[Data entries]
-- Start --

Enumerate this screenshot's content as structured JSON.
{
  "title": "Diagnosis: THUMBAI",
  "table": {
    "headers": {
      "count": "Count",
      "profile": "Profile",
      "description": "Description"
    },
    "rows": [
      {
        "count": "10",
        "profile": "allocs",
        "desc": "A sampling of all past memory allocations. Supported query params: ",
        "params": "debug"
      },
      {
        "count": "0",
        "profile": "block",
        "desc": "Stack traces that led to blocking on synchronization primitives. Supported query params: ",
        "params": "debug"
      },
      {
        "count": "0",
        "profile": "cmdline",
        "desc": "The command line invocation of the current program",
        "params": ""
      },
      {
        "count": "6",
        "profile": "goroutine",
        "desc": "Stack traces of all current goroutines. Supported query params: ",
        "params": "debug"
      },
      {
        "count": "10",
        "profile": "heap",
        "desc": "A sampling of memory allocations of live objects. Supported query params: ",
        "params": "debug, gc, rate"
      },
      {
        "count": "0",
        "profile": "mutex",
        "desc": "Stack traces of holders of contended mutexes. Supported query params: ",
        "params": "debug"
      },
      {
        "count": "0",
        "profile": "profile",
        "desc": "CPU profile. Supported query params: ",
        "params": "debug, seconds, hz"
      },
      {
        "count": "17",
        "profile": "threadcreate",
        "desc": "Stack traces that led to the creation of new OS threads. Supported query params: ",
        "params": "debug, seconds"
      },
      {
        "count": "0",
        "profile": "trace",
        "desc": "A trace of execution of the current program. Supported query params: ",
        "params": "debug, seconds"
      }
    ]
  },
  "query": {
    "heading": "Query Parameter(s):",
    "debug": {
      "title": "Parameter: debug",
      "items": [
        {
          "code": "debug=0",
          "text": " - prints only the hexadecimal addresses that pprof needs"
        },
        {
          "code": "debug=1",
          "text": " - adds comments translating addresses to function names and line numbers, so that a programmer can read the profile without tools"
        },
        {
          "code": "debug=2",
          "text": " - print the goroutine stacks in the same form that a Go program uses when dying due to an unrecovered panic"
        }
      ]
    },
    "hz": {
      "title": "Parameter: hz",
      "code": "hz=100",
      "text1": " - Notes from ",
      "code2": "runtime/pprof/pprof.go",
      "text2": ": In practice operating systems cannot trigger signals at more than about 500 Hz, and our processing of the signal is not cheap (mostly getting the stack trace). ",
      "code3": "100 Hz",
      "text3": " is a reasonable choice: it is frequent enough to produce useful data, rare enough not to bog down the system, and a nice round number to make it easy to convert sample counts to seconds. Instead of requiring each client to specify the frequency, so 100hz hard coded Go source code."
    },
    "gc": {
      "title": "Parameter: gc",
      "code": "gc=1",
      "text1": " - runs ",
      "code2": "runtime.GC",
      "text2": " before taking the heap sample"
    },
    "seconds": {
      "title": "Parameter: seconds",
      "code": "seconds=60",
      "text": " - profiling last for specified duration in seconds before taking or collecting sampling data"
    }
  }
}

-- End --

STATED TASK: Quote the data in full, keeping each word unchanged.

TASK RESPONSE:
Enumerate this screenshot's content as structured JSON.
{
  "title": "Diagnosis: THUMBAI",
  "table": {
    "headers": {
      "count": "Count",
      "profile": "Profile",
      "description": "Description"
    },
    "rows": [
      {
        "count": "10",
        "profile": "allocs",
        "desc": "A sampling of all past memory allocations. Supported query params: ",
        "params": "debug"
      },
      {
        "count": "0",
        "profile": "block",
        "desc": "Stack traces that led to blocking on synchronization primitives. Supported query params: ",
        "params": "debug"
      },
      {
        "count": "0",
        "profile": "cmdline",
        "desc": "The command line invocation of the current program",
        "params": ""
      },
      {
        "count": "6",
        "profile": "goroutine",
        "desc": "Stack traces of all current goroutines. Supported query params: ",
        "params": "debug"
      },
      {
        "count": "10",
        "profile": "heap",
        "desc": "A sampling of memory allocations of live objects. Supported query params: ",
        "params": "debug, gc, rate"
      },
      {
        "count": "0",
        "profile": "mutex",
        "desc": "Stack traces of holders of contended mutexes. Supported query params: ",
        "params": "debug"
      },
      {
        "count": "0",
        "profile": "profile",
        "desc": "CPU profile. Supported query params: ",
        "params": "debug, seconds, hz"
      },
      {
        "count": "17",
        "profile": "threadcreate",
        "desc": "Stack traces that led to the creation of new OS threads. Supported query params: ",
        "params": "debug, seconds"
      },
      {
        "count": "0",
        "profile": "trace",
        "desc": "A trace of execution of the current program. Supported query params: ",
        "params": "debug, seconds"
      }
    ]
  },
  "query": {
    "heading": "Query Parameter(s):",
    "debug": {
      "title": "Parameter: debug",
      "items": [
        {
          "code": "debug=0",
          "text": " - prints only the hexadecimal addresses that pprof needs"
        },
        {
          "code": "debug=1",
          "text": " - adds comments translating addresses to function names and line numbers, so that a programmer can read the profile without tools"
        },
        {
          "code": "debug=2",
          "text": " - print the goroutine stacks in the same form that a Go program uses when dying due to an unrecovered panic"
        }
      ]
    },
    "hz": {
      "title": "Parameter: hz",
      "code": "hz=100",
      "text1": " - Notes from ",
      "code2": "runtime/pprof/pprof.go",
      "text2": ": In practice operating systems cannot trigger signals at more than about 500 Hz, and our processing of the signal is not cheap (mostly getting the stack trace). ",
      "code3": "100 Hz",
      "text3": " is a reasonable choice: it is frequent enough to produce useful data, rare enough not to bog down the system, and a nice round number to make it easy to convert sample counts to seconds. Instead of requiring each client to specify the frequency, so 100hz hard coded Go source code."
    },
    "gc": {
      "title": "Parameter: gc",
      "code": "gc=1",
      "text1": " - runs ",
      "code2": "runtime.GC",
      "text2": " before taking the heap sample"
    },
    "seconds": {
      "title": "Parameter: seconds",
      "code": "seconds=60",
      "text": " - profiling last for specified duration in seconds before taking or collecting sampling data"
    }
  }
}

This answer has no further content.